**YOUR INSTRUCTIONS:** Can you reproduce, word for word, everything in the data below from the line containing "Output each element" down to the line containing "tab-workflow[interactable]: ChatGPT... xyxy=(186,62,225,78)", including both of those lines?
◆ ◆ ◆
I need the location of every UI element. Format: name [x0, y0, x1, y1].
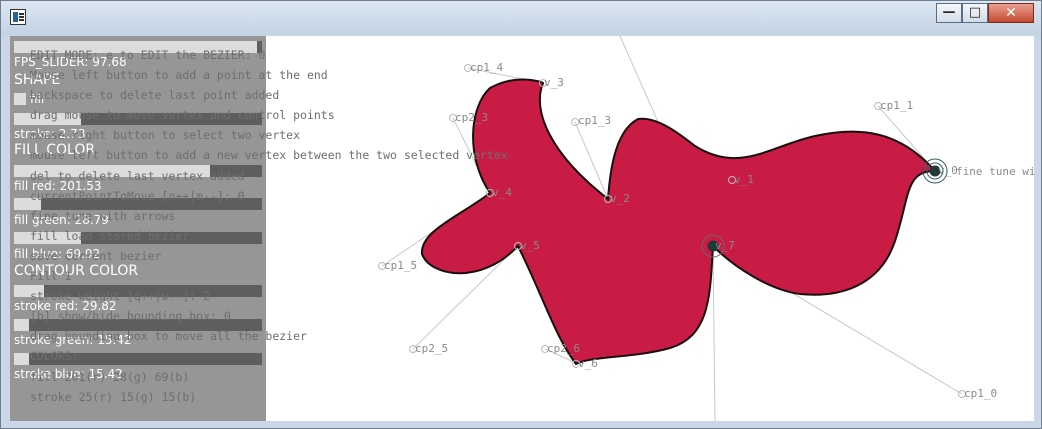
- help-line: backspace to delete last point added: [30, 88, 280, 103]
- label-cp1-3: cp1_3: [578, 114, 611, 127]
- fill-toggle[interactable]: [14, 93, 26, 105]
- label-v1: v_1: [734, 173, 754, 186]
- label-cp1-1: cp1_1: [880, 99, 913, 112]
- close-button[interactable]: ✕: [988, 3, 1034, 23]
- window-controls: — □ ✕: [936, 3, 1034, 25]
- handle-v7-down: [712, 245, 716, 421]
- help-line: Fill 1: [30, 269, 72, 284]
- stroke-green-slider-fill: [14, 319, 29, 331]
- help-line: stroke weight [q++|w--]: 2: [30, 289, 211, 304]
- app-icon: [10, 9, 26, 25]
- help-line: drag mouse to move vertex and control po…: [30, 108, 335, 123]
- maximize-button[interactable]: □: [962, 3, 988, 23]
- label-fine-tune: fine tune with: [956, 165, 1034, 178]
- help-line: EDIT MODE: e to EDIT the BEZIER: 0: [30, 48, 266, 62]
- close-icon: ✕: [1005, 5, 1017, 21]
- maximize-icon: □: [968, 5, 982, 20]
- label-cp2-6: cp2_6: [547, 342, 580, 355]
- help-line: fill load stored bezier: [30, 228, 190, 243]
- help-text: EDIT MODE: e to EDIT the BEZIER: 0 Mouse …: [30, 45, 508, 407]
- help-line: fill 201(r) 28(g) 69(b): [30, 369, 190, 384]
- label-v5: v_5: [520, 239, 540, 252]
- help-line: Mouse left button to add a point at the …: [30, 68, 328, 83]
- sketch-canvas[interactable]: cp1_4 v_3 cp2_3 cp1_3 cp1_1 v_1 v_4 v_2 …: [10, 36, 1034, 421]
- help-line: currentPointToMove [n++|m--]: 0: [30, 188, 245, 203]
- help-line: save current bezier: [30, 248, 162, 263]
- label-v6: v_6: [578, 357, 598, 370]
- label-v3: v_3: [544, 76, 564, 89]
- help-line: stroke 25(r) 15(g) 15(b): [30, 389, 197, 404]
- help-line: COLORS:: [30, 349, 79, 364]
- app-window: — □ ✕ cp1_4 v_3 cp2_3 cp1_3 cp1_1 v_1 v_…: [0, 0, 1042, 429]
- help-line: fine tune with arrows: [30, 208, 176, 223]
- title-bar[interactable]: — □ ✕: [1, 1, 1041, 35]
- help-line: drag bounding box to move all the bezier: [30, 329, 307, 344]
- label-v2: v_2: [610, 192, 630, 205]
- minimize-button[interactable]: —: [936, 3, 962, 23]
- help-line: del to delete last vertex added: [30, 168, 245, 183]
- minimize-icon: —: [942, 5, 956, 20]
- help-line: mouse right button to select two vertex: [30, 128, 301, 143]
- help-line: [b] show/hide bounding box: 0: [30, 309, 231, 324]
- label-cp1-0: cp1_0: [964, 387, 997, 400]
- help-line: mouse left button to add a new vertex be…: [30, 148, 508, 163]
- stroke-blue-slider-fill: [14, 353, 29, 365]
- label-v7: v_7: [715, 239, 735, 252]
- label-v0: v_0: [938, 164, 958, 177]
◆ ◆ ◆
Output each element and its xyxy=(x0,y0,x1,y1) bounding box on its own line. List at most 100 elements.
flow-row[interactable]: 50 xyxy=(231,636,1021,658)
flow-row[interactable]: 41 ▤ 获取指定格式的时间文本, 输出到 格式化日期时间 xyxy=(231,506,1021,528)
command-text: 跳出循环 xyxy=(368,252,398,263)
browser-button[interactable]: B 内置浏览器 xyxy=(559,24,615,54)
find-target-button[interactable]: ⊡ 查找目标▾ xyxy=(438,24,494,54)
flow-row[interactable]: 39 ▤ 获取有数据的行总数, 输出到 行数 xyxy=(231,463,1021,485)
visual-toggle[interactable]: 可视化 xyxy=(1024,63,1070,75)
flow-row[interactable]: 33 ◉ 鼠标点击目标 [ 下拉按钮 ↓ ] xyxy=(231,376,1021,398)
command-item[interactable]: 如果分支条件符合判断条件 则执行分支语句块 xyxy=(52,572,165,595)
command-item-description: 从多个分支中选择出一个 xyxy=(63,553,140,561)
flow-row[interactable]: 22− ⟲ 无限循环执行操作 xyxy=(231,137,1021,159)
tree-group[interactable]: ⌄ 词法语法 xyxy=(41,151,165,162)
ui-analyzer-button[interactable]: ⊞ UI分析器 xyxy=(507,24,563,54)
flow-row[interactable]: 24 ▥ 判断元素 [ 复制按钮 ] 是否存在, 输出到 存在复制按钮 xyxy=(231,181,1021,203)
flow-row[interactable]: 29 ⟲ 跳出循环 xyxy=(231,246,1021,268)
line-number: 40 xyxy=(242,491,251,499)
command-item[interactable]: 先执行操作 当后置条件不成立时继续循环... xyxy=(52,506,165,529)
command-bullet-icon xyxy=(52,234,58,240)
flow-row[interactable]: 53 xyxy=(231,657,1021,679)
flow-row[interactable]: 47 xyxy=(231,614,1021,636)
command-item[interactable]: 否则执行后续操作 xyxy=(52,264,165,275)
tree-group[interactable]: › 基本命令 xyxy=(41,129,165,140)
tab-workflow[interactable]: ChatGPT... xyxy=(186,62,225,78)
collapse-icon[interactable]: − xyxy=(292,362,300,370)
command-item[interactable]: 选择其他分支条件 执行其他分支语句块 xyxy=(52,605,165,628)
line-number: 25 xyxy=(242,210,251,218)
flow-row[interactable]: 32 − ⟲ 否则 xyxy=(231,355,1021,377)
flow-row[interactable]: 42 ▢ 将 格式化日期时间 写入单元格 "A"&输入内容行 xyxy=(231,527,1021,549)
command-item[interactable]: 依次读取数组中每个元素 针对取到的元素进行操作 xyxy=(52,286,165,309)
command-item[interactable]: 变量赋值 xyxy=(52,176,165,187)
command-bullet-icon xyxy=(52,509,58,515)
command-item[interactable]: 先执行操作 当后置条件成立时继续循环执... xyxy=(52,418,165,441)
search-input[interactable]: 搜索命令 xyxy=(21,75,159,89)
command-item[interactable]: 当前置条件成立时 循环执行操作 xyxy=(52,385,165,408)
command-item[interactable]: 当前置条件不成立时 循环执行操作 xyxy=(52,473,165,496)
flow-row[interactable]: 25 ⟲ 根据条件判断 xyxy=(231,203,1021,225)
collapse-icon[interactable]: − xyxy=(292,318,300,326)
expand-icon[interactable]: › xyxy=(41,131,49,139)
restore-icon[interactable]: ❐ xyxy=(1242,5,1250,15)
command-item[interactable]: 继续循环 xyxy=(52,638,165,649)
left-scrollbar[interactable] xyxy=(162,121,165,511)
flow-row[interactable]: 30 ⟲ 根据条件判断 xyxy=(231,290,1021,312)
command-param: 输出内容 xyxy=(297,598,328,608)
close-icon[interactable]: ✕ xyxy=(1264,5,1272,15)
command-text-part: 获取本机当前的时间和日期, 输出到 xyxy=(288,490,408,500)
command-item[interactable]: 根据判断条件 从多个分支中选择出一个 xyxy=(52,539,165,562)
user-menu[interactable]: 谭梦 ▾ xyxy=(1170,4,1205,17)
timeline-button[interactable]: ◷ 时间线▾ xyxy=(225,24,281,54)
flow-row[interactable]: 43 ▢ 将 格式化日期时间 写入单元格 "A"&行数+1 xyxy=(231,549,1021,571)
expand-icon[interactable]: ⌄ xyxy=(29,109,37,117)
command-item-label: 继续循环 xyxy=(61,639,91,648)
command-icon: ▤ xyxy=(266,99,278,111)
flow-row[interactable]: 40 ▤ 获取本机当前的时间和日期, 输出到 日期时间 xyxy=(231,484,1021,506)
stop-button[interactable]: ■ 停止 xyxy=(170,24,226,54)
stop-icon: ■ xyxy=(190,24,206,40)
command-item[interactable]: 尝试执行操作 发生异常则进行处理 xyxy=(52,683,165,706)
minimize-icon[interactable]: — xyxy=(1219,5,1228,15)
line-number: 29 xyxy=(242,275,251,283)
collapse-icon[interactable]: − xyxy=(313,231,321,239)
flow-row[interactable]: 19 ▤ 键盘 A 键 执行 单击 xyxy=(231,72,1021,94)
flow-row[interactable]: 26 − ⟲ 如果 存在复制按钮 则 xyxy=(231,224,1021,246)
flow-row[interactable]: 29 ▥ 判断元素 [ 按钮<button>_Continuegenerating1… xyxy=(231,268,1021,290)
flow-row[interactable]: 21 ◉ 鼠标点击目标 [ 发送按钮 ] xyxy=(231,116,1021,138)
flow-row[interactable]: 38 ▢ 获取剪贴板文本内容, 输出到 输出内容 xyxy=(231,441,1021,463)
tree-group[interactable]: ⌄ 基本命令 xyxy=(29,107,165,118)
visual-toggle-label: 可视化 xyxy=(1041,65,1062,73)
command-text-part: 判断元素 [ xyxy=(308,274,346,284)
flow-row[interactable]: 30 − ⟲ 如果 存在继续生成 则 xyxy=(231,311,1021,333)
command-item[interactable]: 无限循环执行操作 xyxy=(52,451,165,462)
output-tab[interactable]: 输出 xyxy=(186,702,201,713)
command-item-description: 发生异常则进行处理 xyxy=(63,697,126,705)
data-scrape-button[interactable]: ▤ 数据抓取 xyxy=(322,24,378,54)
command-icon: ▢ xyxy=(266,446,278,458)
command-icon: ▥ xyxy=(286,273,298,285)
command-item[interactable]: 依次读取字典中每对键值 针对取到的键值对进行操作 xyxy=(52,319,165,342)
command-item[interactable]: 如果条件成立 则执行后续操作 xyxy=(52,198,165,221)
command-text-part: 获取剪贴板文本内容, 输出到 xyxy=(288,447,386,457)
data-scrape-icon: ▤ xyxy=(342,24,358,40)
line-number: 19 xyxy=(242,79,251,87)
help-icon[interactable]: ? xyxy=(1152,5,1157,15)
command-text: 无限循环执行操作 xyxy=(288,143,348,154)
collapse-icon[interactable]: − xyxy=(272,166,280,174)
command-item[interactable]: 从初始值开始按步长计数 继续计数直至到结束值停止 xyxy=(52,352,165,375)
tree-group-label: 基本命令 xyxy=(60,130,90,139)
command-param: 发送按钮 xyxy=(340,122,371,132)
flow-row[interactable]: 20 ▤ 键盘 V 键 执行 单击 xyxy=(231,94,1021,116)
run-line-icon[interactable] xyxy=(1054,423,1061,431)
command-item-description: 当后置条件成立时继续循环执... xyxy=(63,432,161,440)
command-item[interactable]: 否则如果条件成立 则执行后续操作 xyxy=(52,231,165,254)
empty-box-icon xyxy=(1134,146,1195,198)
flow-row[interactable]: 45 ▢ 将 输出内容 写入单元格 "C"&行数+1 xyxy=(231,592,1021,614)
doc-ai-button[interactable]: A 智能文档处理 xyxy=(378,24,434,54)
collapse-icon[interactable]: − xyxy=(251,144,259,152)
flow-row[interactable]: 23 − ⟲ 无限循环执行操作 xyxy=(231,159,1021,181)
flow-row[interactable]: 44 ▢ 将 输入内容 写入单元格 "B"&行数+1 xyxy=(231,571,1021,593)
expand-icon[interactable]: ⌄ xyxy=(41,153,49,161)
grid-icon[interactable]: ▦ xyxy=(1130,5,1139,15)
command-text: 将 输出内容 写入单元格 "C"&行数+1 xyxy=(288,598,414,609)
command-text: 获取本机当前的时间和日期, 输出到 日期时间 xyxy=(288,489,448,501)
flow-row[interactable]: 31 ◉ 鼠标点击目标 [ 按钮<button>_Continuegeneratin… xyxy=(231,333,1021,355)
◆ ◆ ◆
**EXERCISE RESPONSE:**
Output each element and its xyxy=(x0,y0,x1,y1) bounding box on its own line. List at most 100 elements.
flow-row[interactable]: 50 xyxy=(231,636,1021,658)
flow-row[interactable]: 41 ▤ 获取指定格式的时间文本, 输出到 格式化日期时间 xyxy=(231,506,1021,528)
command-text: 跳出循环 xyxy=(368,252,398,263)
browser-button[interactable]: B 内置浏览器 xyxy=(559,24,615,54)
find-target-button[interactable]: ⊡ 查找目标▾ xyxy=(438,24,494,54)
flow-row[interactable]: 39 ▤ 获取有数据的行总数, 输出到 行数 xyxy=(231,463,1021,485)
visual-toggle[interactable]: 可视化 xyxy=(1024,63,1070,75)
flow-row[interactable]: 33 ◉ 鼠标点击目标 [ 下拉按钮 ↓ ] xyxy=(231,376,1021,398)
command-item[interactable]: 如果分支条件符合判断条件 则执行分支语句块 xyxy=(52,572,165,595)
command-item-description: 从多个分支中选择出一个 xyxy=(63,553,140,561)
flow-row[interactable]: 22− ⟲ 无限循环执行操作 xyxy=(231,137,1021,159)
tree-group[interactable]: ⌄ 词法语法 xyxy=(41,151,165,162)
ui-analyzer-button[interactable]: ⊞ UI分析器 xyxy=(507,24,563,54)
flow-row[interactable]: 24 ▥ 判断元素 [ 复制按钮 ] 是否存在, 输出到 存在复制按钮 xyxy=(231,181,1021,203)
flow-row[interactable]: 29 ⟲ 跳出循环 xyxy=(231,246,1021,268)
line-number: 40 xyxy=(242,491,251,499)
command-item[interactable]: 先执行操作 当后置条件不成立时继续循环... xyxy=(52,506,165,529)
command-bullet-icon xyxy=(52,234,58,240)
flow-row[interactable]: 53 xyxy=(231,657,1021,679)
flow-row[interactable]: 47 xyxy=(231,614,1021,636)
command-item[interactable]: 否则执行后续操作 xyxy=(52,264,165,275)
tree-group[interactable]: › 基本命令 xyxy=(41,129,165,140)
tab-workflow[interactable]: ChatGPT... xyxy=(186,62,225,78)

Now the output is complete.